**REQUIREMENT**: Go through the listing and copy each line with the string "Fresh".

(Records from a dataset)
=====

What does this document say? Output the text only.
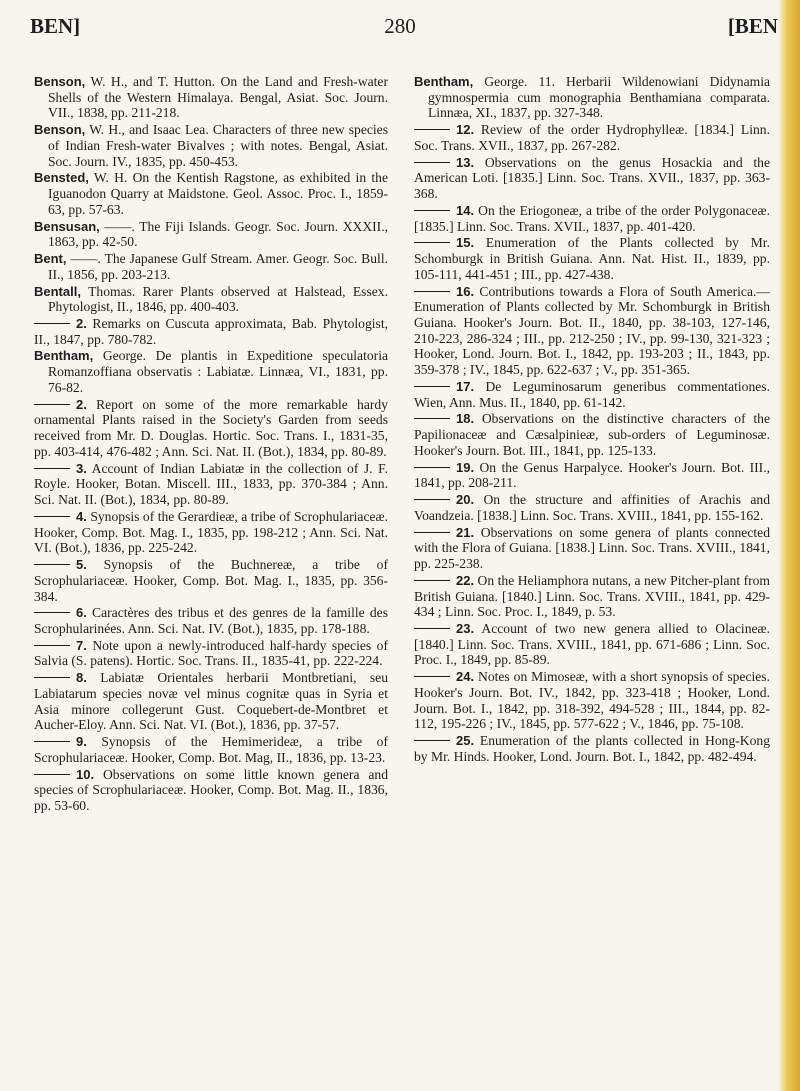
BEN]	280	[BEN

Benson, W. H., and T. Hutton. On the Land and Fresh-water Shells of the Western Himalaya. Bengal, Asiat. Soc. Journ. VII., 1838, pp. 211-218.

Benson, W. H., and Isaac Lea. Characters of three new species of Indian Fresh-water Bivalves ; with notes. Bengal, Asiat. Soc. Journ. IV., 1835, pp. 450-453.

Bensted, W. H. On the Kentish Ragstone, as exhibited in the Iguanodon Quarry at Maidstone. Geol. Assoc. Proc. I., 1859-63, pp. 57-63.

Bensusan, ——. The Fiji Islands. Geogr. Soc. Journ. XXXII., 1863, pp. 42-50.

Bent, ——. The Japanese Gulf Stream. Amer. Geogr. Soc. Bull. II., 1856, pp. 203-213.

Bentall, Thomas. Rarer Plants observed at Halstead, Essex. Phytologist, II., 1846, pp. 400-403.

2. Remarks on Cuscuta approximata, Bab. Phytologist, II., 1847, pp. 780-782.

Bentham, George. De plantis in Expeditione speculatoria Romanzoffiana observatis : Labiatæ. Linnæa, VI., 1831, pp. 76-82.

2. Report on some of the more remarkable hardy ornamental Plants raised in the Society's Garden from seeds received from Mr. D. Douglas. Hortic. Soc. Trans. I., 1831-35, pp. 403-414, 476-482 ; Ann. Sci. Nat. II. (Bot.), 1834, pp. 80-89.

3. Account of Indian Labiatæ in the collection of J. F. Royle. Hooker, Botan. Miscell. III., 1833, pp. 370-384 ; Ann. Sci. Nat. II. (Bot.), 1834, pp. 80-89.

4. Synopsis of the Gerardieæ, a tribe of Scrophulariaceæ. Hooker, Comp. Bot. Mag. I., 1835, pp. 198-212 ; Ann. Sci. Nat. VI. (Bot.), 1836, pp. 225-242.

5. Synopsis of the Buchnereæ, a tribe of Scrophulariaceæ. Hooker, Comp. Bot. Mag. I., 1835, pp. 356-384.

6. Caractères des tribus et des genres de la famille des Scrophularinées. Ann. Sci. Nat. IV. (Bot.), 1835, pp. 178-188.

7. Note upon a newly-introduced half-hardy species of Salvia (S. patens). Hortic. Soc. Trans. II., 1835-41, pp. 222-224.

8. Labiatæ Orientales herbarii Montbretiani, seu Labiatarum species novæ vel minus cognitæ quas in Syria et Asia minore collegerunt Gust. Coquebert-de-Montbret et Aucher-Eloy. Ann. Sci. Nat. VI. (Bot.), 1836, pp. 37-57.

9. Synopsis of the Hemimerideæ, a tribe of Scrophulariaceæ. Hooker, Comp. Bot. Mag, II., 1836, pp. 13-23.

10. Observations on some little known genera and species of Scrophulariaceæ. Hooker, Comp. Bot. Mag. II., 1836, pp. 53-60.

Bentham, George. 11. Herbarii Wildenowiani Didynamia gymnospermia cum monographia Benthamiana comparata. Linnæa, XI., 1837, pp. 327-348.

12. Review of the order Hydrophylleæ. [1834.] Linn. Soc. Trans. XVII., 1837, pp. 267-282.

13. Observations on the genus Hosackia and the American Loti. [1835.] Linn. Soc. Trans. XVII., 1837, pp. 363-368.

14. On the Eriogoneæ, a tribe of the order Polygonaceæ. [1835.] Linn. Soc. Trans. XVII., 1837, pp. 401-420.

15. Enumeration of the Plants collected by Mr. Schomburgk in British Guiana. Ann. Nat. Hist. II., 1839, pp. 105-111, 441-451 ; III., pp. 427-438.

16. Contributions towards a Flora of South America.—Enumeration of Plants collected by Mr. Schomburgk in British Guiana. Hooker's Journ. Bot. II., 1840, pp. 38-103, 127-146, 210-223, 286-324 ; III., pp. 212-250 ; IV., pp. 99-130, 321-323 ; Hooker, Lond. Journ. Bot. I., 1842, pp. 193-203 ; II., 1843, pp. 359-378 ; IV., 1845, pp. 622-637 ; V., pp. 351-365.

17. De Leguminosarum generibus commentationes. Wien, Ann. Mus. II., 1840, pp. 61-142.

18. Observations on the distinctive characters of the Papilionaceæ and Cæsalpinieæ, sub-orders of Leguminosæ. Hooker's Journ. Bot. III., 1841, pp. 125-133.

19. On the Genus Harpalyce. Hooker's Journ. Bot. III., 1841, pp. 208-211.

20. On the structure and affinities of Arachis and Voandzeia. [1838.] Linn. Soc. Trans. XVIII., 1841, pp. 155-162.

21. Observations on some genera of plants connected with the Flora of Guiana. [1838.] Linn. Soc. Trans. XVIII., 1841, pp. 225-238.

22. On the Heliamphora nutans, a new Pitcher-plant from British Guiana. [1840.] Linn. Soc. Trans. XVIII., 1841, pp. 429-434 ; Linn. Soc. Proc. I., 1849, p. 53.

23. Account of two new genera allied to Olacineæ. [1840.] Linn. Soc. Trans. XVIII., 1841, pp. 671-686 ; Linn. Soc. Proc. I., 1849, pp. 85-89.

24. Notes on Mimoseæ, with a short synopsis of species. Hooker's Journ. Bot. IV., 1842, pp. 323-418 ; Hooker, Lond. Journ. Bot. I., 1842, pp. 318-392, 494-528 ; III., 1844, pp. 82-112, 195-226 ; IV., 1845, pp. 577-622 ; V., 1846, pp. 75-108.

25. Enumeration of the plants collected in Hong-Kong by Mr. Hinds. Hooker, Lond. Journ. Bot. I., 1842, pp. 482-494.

=====

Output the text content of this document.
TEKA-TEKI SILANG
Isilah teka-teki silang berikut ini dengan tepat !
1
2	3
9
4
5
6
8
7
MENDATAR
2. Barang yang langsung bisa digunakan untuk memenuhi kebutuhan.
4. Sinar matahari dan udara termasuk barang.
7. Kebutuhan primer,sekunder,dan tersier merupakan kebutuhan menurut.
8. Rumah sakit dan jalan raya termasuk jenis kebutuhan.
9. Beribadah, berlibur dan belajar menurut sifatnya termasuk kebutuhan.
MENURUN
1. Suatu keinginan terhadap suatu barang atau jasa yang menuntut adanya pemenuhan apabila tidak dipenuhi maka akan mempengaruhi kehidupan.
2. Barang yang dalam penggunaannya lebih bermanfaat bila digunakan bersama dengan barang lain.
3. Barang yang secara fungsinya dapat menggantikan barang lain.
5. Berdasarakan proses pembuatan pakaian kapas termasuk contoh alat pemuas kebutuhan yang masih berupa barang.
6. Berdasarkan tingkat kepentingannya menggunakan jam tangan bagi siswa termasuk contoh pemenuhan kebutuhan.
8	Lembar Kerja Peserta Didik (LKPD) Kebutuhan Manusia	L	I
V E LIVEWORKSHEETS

=====

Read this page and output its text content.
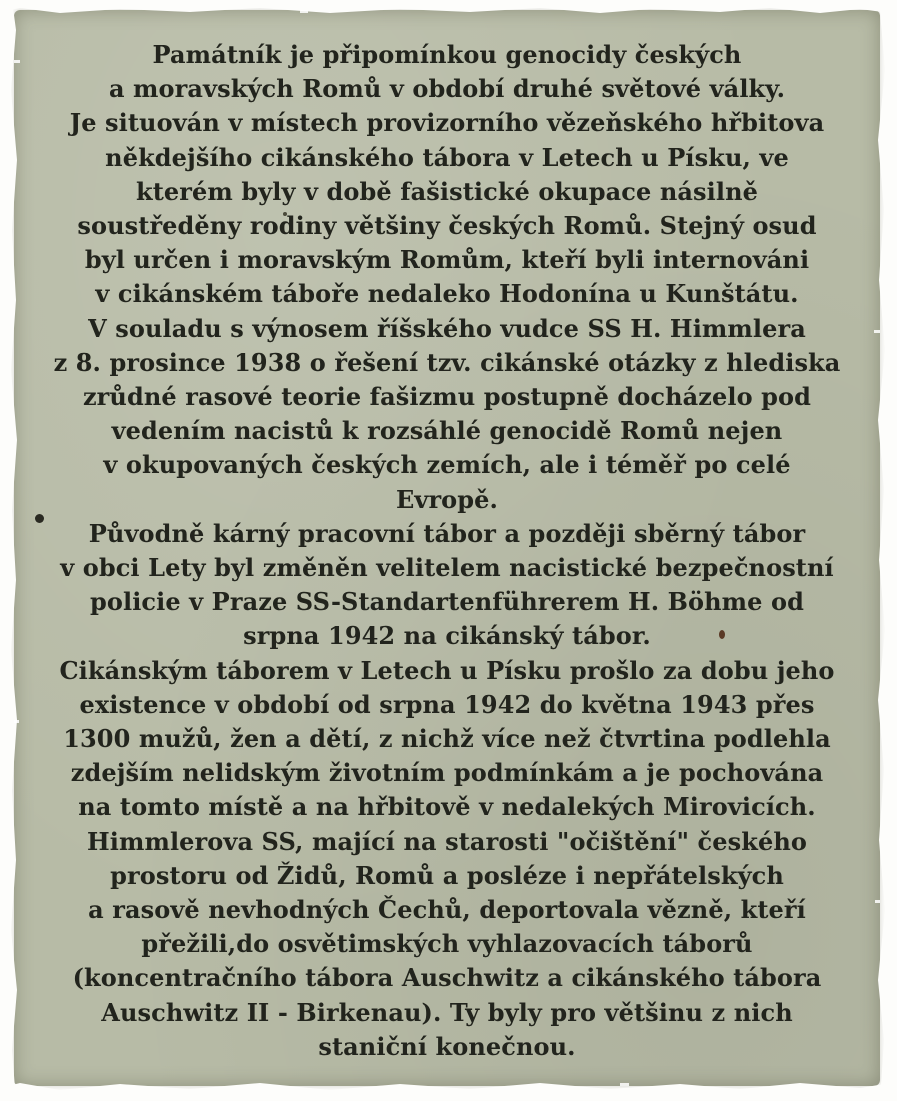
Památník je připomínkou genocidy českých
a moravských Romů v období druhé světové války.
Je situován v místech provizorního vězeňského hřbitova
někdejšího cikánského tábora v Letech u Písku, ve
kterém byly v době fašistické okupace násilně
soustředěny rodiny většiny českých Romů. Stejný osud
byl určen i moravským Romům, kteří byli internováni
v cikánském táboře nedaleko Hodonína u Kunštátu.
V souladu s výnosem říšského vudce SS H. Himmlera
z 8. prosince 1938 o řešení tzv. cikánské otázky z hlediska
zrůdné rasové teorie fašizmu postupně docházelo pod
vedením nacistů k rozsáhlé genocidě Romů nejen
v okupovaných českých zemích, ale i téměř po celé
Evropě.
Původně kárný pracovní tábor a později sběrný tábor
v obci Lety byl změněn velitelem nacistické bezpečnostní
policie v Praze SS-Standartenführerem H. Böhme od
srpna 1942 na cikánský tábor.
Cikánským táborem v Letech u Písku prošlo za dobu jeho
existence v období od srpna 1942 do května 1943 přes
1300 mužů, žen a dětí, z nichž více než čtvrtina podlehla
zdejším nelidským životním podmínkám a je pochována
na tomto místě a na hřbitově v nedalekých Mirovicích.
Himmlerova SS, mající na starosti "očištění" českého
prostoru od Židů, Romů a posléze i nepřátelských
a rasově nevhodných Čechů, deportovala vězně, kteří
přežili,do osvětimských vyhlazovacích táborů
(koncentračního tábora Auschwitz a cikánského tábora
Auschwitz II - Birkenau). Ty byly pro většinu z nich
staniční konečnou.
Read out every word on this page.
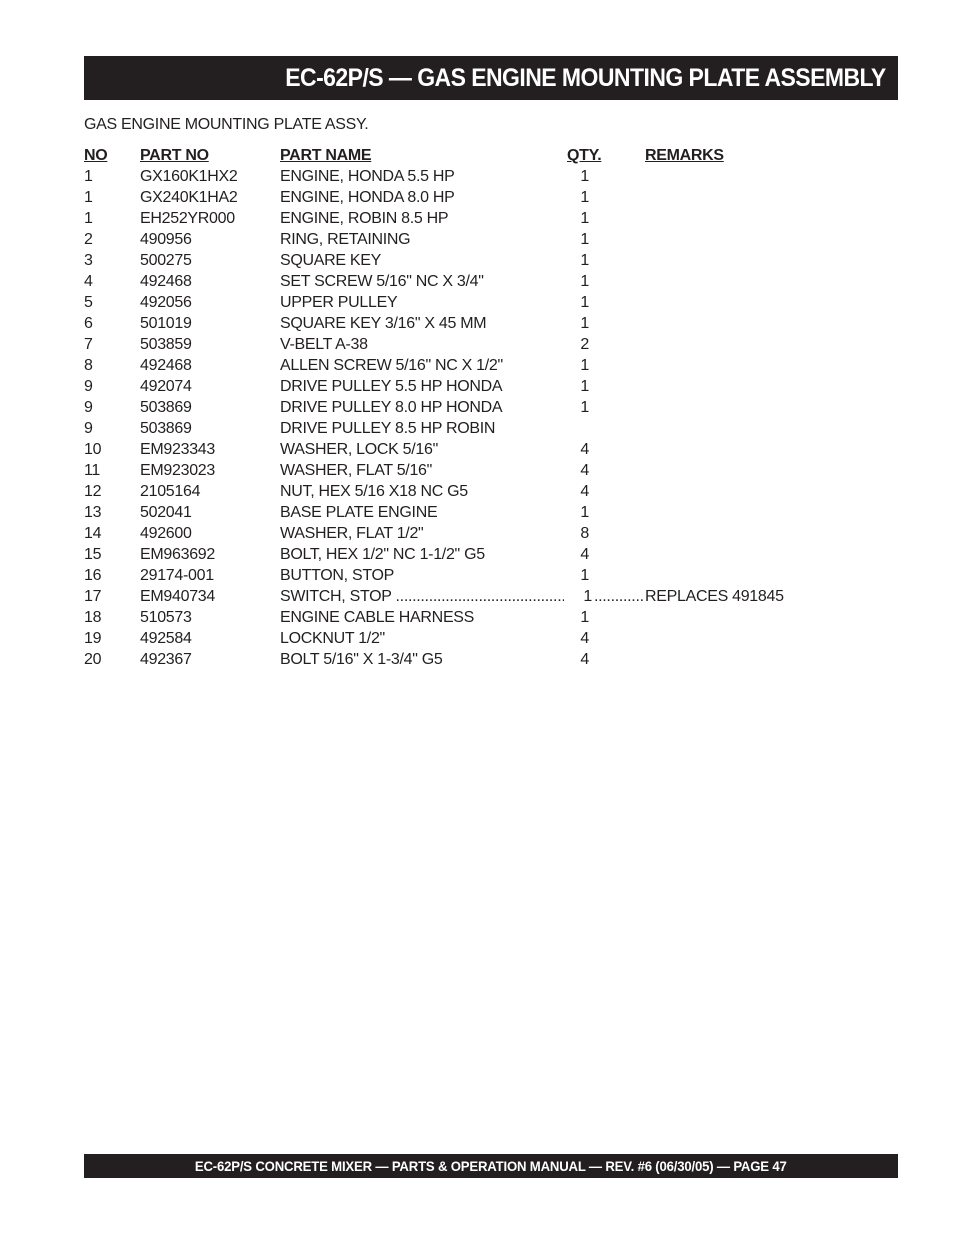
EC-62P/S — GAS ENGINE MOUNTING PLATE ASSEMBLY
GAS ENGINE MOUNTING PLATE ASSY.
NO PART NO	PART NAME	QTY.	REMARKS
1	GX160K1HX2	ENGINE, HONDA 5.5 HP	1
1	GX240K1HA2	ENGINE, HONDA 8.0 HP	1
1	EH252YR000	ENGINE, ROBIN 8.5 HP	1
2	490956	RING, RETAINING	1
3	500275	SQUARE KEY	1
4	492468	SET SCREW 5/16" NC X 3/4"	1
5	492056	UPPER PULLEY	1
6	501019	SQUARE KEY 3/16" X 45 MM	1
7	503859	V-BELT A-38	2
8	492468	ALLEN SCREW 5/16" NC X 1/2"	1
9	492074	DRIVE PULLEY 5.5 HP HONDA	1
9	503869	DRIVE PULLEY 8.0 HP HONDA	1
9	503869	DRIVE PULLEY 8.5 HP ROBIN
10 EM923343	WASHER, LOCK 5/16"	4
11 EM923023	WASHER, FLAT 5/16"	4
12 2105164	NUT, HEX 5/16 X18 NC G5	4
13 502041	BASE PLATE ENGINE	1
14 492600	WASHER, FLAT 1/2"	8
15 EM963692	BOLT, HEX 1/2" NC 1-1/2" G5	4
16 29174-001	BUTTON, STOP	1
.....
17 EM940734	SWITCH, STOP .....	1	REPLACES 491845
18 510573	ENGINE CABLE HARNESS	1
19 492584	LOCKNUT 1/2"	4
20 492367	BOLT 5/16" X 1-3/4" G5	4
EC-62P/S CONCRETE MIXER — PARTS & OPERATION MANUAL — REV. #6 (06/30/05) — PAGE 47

=====

**SOLUTION TO THIS TASK**:
Benson, W. H., and T. Hutton. On the Land and Fresh-water Shells of the Western Himalaya. Bengal, Asiat. Soc. Journ. VII., 1838, pp. 211-218.
Benson, W. H., and Isaac Lea. Characters of three new species of Indian Fresh-water Bivalves ; with notes. Bengal, Asiat. Soc. Journ. IV., 1835, pp. 450-453.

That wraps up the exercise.